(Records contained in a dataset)
* * * *

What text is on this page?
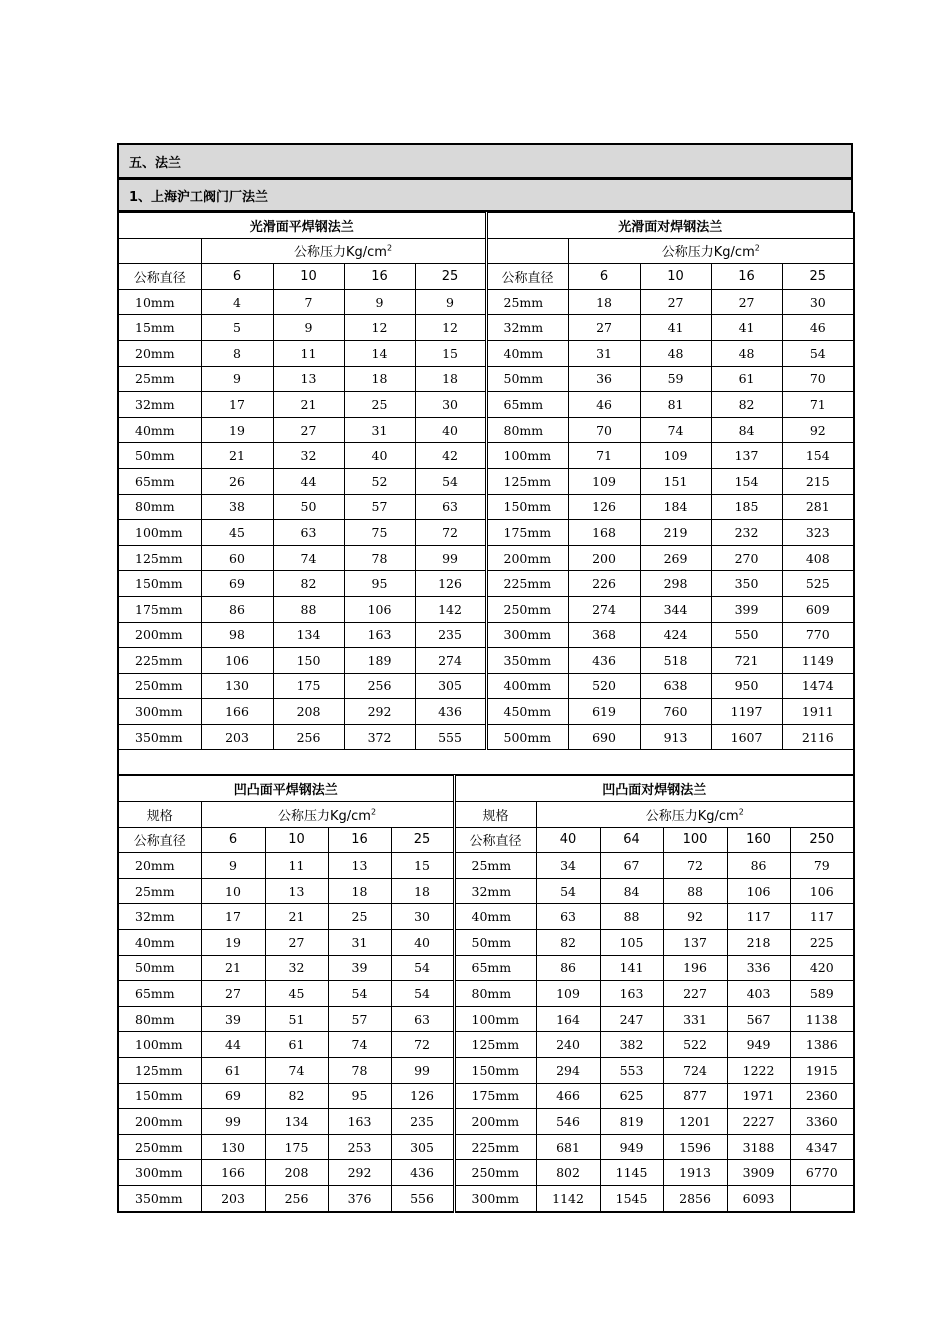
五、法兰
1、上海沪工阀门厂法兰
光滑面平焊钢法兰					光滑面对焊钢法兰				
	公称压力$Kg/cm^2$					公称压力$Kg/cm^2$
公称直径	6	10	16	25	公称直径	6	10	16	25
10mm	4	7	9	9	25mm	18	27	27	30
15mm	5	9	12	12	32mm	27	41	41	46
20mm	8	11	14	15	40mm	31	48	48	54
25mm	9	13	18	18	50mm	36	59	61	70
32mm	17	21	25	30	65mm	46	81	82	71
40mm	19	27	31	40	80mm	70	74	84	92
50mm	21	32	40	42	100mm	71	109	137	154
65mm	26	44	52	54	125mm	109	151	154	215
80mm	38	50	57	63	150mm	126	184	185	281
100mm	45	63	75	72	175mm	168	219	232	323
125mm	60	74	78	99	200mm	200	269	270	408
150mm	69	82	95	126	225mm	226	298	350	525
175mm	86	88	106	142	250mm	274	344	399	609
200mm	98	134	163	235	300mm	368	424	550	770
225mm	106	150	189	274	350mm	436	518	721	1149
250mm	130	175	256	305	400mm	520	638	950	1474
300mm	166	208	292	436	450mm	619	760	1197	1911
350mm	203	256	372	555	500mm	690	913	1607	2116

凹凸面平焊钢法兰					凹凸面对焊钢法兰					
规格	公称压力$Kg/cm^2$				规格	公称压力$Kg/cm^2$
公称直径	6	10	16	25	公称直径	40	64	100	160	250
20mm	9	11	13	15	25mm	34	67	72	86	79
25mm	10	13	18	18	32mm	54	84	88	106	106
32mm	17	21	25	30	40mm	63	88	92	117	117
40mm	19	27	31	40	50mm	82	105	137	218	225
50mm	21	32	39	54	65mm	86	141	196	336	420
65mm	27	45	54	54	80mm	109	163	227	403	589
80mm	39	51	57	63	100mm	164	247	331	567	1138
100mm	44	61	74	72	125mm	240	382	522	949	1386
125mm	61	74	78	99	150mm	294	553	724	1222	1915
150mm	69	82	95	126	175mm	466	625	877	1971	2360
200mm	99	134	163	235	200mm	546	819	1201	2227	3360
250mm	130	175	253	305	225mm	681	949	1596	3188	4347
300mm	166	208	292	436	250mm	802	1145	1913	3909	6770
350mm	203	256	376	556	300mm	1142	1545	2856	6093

* * * *

* [WHAT IS ASKED] Give every record back exactly as it reads, with no images.

* [EXERCISE SOLUTION]
What text is on this page?
五、法兰
1、上海沪工阀门厂法兰
光滑面平焊钢法兰					光滑面对焊钢法兰				
	公称压力$Kg/cm^2$					公称压力$Kg/cm^2$
公称直径	6	10	16	25	公称直径	6	10	16	25
10mm	4	7	9	9	25mm	18	27	27	30
15mm	5	9	12	12	32mm	27	41	41	46
20mm	8	11	14	15	40mm	31	48	48	54
25mm	9	13	18	18	50mm	36	59	61	70
32mm	17	21	25	30	65mm	46	81	82	71
40mm	19	27	31	40	80mm	70	74	84	92
50mm	21	32	40	42	100mm	71	109	137	154
65mm	26	44	52	54	125mm	109	151	154	215
80mm	38	50	57	63	150mm	126	184	185	281
100mm	45	63	75	72	175mm	168	219	232	323
125mm	60	74	78	99	200mm	200	269	270	408
150mm	69	82	95	126	225mm	226	298	350	525
175mm	86	88	106	142	250mm	274	344	399	609
200mm	98	134	163	235	300mm	368	424	550	770
225mm	106	150	189	274	350mm	436	518	721	1149
250mm	130	175	256	305	400mm	520	638	950	1474
300mm	166	208	292	436	450mm	619	760	1197	1911
350mm	203	256	372	555	500mm	690	913	1607	2116

凹凸面平焊钢法兰					凹凸面对焊钢法兰					
规格	公称压力$Kg/cm^2$				规格	公称压力$Kg/cm^2$
公称直径	6	10	16	25	公称直径	40	64	100	160	250
20mm	9	11	13	15	25mm	34	67	72	86	79
25mm	10	13	18	18	32mm	54	84	88	106	106
32mm	17	21	25	30	40mm	63	88	92	117	117
40mm	19	27	31	40	50mm	82	105	137	218	225
50mm	21	32	39	54	65mm	86	141	196	336	420
65mm	27	45	54	54	80mm	109	163	227	403	589
80mm	39	51	57	63	100mm	164	247	331	567	1138
100mm	44	61	74	72	125mm	240	382	522	949	1386
125mm	61	74	78	99	150mm	294	553	724	1222	1915
150mm	69	82	95	126	175mm	466	625	877	1971	2360
200mm	99	134	163	235	200mm	546	819	1201	2227	3360
250mm	130	175	253	305	225mm	681	949	1596	3188	4347
300mm	166	208	292	436	250mm	802	1145	1913	3909	6770
350mm	203	256	376	556	300mm	1142	1545	2856	6093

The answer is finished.